▶ **Work to do**: Skip the pictures. Reproduce all other material exactly.

▶ **Exercise materials**:
= = = = =
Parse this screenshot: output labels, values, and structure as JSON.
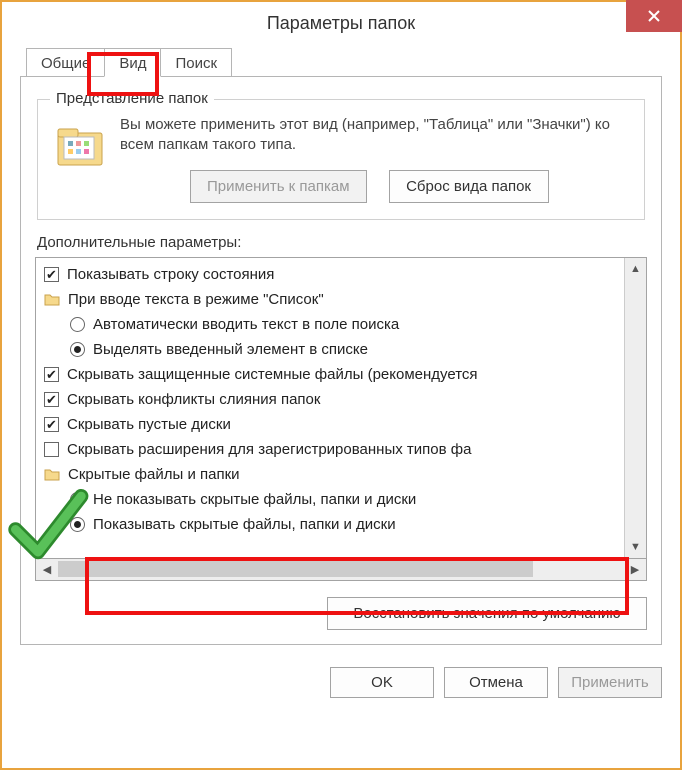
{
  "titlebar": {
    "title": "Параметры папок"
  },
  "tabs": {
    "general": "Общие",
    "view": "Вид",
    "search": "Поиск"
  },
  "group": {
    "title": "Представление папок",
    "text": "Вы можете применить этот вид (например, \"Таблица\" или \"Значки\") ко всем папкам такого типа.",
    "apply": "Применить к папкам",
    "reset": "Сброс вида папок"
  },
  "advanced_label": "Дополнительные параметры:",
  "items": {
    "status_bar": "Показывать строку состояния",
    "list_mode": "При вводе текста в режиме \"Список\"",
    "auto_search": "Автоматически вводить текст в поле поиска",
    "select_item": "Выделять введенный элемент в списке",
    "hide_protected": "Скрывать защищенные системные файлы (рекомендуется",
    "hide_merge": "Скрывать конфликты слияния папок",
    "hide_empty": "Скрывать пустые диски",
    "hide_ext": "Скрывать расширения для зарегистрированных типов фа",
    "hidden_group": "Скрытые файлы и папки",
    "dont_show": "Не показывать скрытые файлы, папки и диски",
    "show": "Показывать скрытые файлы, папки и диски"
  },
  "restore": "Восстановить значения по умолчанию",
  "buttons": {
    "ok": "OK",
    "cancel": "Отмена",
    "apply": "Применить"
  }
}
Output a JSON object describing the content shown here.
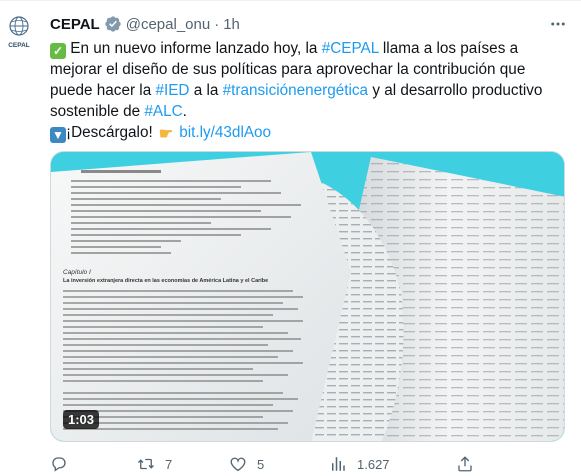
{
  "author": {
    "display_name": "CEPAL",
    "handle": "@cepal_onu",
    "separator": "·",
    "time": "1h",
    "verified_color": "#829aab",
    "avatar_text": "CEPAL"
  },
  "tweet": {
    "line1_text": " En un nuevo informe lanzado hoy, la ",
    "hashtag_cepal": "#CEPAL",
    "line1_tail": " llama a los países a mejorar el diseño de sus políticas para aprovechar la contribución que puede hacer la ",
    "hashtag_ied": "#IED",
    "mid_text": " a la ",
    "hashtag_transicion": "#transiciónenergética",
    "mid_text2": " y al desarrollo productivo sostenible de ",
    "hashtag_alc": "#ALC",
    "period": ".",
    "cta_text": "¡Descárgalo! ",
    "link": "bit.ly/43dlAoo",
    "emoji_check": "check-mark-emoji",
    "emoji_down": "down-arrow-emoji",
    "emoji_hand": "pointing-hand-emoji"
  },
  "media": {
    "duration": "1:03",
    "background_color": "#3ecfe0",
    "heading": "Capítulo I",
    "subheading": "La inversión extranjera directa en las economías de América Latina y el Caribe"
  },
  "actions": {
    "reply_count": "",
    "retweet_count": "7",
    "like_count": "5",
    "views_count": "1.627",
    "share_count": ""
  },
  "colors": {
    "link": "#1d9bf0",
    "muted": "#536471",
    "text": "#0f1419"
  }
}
= = = = =
▶ **Solution to the exercise**:
Parse this screenshot: output labels, values, and structure as JSON.
{
  "titlebar": {
    "title": "Параметры папок"
  },
  "tabs": {
    "general": "Общие",
    "view": "Вид",
    "search": "Поиск"
  },
  "group": {
    "title": "Представление папок",
    "text": "Вы можете применить этот вид (например, \"Таблица\" или \"Значки\") ко всем папкам такого типа.",
    "apply": "Применить к папкам",
    "reset": "Сброс вида папок"
  },
  "advanced_label": "Дополнительные параметры:",
  "items": {
    "status_bar": "Показывать строку состояния",
    "list_mode": "При вводе текста в режиме \"Список\"",
    "auto_search": "Автоматически вводить текст в поле поиска",
    "select_item": "Выделять введенный элемент в списке",
    "hide_protected": "Скрывать защищенные системные файлы (рекомендуется",
    "hide_merge": "Скрывать конфликты слияния папок",
    "hide_empty": "Скрывать пустые диски",
    "hide_ext": "Скрывать расширения для зарегистрированных типов фа",
    "hidden_group": "Скрытые файлы и папки",
    "dont_show": "Не показывать скрытые файлы, папки и диски",
    "show": "Показывать скрытые файлы, папки и диски"
  },
  "restore": "Восстановить значения по умолчанию",
  "buttons": {
    "ok": "OK",
    "cancel": "Отмена",
    "apply": "Применить"
  }
}
Output a JSON object describing the content shown here.
{
  "author": {
    "display_name": "CEPAL",
    "handle": "@cepal_onu",
    "separator": "·",
    "time": "1h",
    "verified_color": "#829aab",
    "avatar_text": "CEPAL"
  },
  "tweet": {
    "line1_text": " En un nuevo informe lanzado hoy, la ",
    "hashtag_cepal": "#CEPAL",
    "line1_tail": " llama a los países a mejorar el diseño de sus políticas para aprovechar la contribución que puede hacer la ",
    "hashtag_ied": "#IED",
    "mid_text": " a la ",
    "hashtag_transicion": "#transiciónenergética",
    "mid_text2": " y al desarrollo productivo sostenible de ",
    "hashtag_alc": "#ALC",
    "period": ".",
    "cta_text": "¡Descárgalo! ",
    "link": "bit.ly/43dlAoo",
    "emoji_check": "check-mark-emoji",
    "emoji_down": "down-arrow-emoji",
    "emoji_hand": "pointing-hand-emoji"
  },
  "media": {
    "duration": "1:03",
    "background_color": "#3ecfe0",
    "heading": "Capítulo I",
    "subheading": "La inversión extranjera directa en las economías de América Latina y el Caribe"
  },
  "actions": {
    "reply_count": "",
    "retweet_count": "7",
    "like_count": "5",
    "views_count": "1.627",
    "share_count": ""
  },
  "colors": {
    "link": "#1d9bf0",
    "muted": "#536471",
    "text": "#0f1419"
  }
}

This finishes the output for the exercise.